[Start Data for this task]

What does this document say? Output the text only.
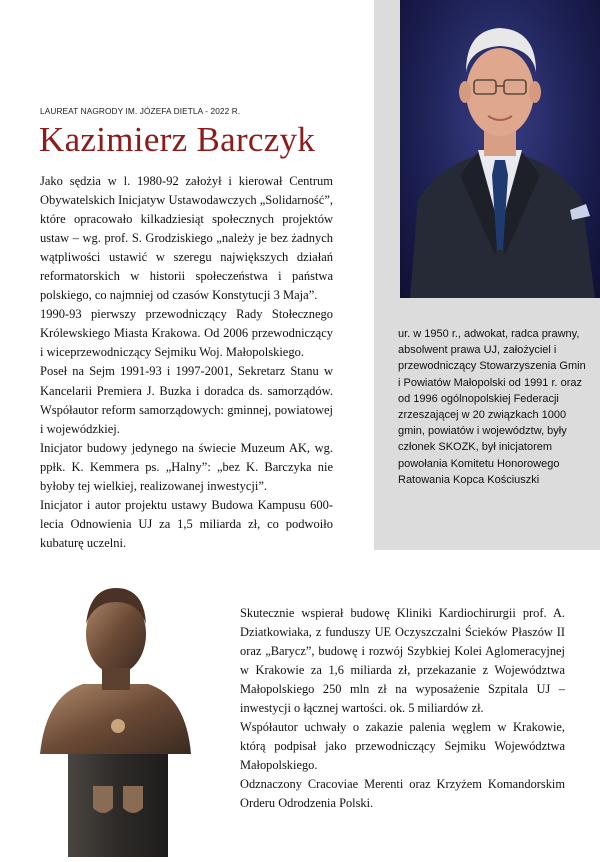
LAUREAT NAGRODY IM. JÓZEFA DIETLA - 2022 R.
Kazimierz Barczyk

Jako sędzia w l. 1980-92 założył i kierował Centrum Obywatelskich Inicjatyw Ustawodawczych „Solidarność”, które opracowało kilkadziesiąt społecznych projektów ustaw – wg. prof. S. Grodziskiego „należy je bez żadnych wątpliwości ustawić w szeregu największych działań reformatorskich w historii społeczeństwa i państwa polskiego, co najmniej od czasów Konstytucji 3 Maja”.

1990-93 pierwszy przewodniczący Rady Stołecznego Królewskiego Miasta Krakowa. Od 2006 przewodniczący i wiceprzewodniczący Sejmiku Woj. Małopolskiego.

Poseł na Sejm 1991-93 i 1997-2001, Sekretarz Stanu w Kancelarii Premiera J. Buzka i doradca ds. samorządów. Współautor reform samorządowych: gminnej, powiatowej i wojewódzkiej.

Inicjator budowy jedynego na świecie Muzeum AK, wg. ppłk. K. Kemmera ps. „Halny”: „bez K. Barczyka nie byłoby tej wielkiej, realizowanej inwestycji”.

Inicjator i autor projektu ustawy Budowa Kampusu 600-lecia Odnowienia UJ za 1,5 miliarda zł, co podwoiło kubaturę uczelni.

ur. w 1950 r., adwokat, radca prawny, absolwent prawa UJ, założyciel i przewodniczący Stowarzyszenia Gmin i Powiatów Małopolski od 1991 r. oraz od 1996 ogólnopolskiej Federacji zrzeszającej w 20 związkach 1000 gmin, powiatów i województw, były członek SKOZK, był inicjatorem powołania Komitetu Honorowego Ratowania Kopca Kościuszki

Skutecznie wspierał budowę Kliniki Kardiochirurgii prof. A. Dziatkowiaka, z funduszy UE Oczyszczalni Ścieków Płaszów II oraz „Barycz”, budowę i rozwój Szybkiej Kolei Aglomeracyjnej w Krakowie za 1,6 miliarda zł, przekazanie z Województwa Małopolskiego 250 mln zł na wyposażenie Szpitala UJ – inwestycji o łącznej wartości. ok. 5 miliardów zł.

Współautor uchwały o zakazie palenia węglem w Krakowie, którą podpisał jako przewodniczący Sejmiku Województwa Małopolskiego.

Odznaczony Cracoviae Merenti oraz Krzyżem Komandorskim Orderu Odrodzenia Polski.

[End Data for this task]

- Short task -
Report how many lines of the data hold the string "przewodniczący"; give only the number.

- Exercise result -
3